Using the data below, determine the number of lines that include the string "from". Write only that number.
begin Task material
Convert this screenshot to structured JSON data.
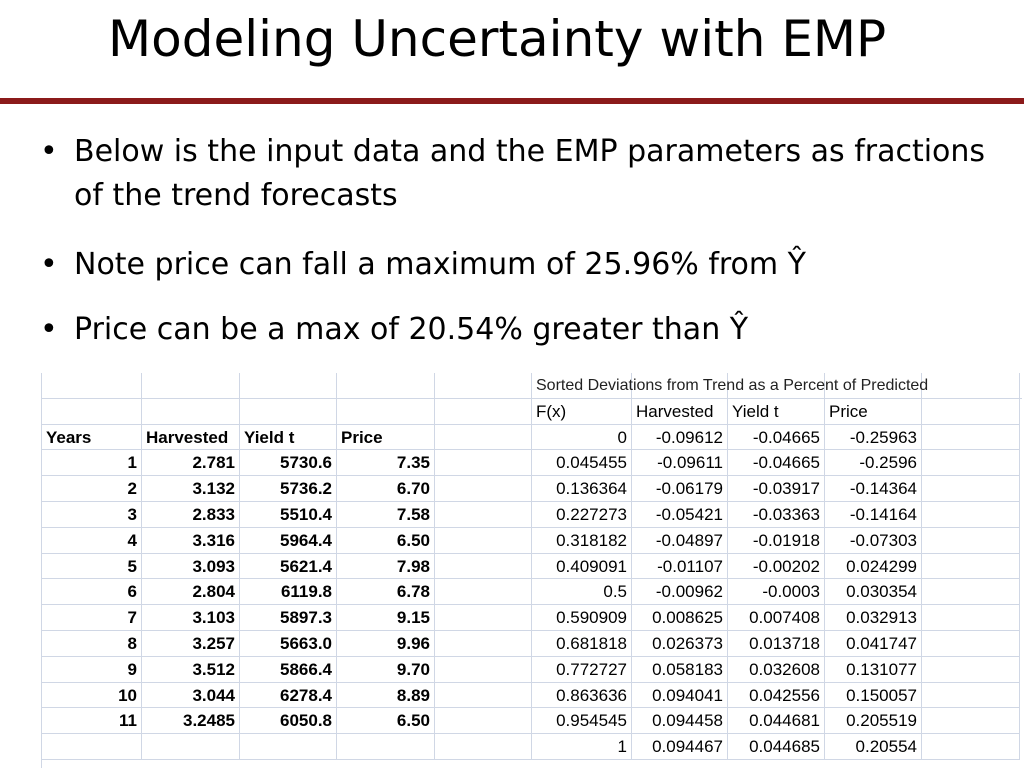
{
  "header": {
    "title": "Modeling Uncertainty with EMP"
  },
  "bullets": [
    "Below is the input data and the EMP parameters as fractions of the trend forecasts",
    "Note price can fall a maximum of 25.96% from Ŷ",
    "Price can be a max of 20.54% greater than Ŷ"
  ],
  "left_table": {
    "header": [
      "Years",
      "Harvested",
      "Yield t",
      "Price"
    ],
    "rows": [
      [
        "1",
        "2.781",
        "5730.6",
        "7.35"
      ],
      [
        "2",
        "3.132",
        "5736.2",
        "6.70"
      ],
      [
        "3",
        "2.833",
        "5510.4",
        "7.58"
      ],
      [
        "4",
        "3.316",
        "5964.4",
        "6.50"
      ],
      [
        "5",
        "3.093",
        "5621.4",
        "7.98"
      ],
      [
        "6",
        "2.804",
        "6119.8",
        "6.78"
      ],
      [
        "7",
        "3.103",
        "5897.3",
        "9.15"
      ],
      [
        "8",
        "3.257",
        "5663.0",
        "9.96"
      ],
      [
        "9",
        "3.512",
        "5866.4",
        "9.70"
      ],
      [
        "10",
        "3.044",
        "6278.4",
        "8.89"
      ],
      [
        "11",
        "3.2485",
        "6050.8",
        "6.50"
      ]
    ]
  },
  "right_table": {
    "caption": "Sorted Deviations from Trend as a Percent of Predicted",
    "header": [
      "F(x)",
      "Harvested",
      "Yield t",
      "Price"
    ],
    "rows": [
      [
        "0",
        "-0.09612",
        "-0.04665",
        "-0.25963"
      ],
      [
        "0.045455",
        "-0.09611",
        "-0.04665",
        "-0.2596"
      ],
      [
        "0.136364",
        "-0.06179",
        "-0.03917",
        "-0.14364"
      ],
      [
        "0.227273",
        "-0.05421",
        "-0.03363",
        "-0.14164"
      ],
      [
        "0.318182",
        "-0.04897",
        "-0.01918",
        "-0.07303"
      ],
      [
        "0.409091",
        "-0.01107",
        "-0.00202",
        "0.024299"
      ],
      [
        "0.5",
        "-0.00962",
        "-0.0003",
        "0.030354"
      ],
      [
        "0.590909",
        "0.008625",
        "0.007408",
        "0.032913"
      ],
      [
        "0.681818",
        "0.026373",
        "0.013718",
        "0.041747"
      ],
      [
        "0.772727",
        "0.058183",
        "0.032608",
        "0.131077"
      ],
      [
        "0.863636",
        "0.094041",
        "0.042556",
        "0.150057"
      ],
      [
        "0.954545",
        "0.094458",
        "0.044681",
        "0.205519"
      ],
      [
        "1",
        "0.094467",
        "0.044685",
        "0.20554"
      ]
    ]
  }
}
end Task material
Written answer. 2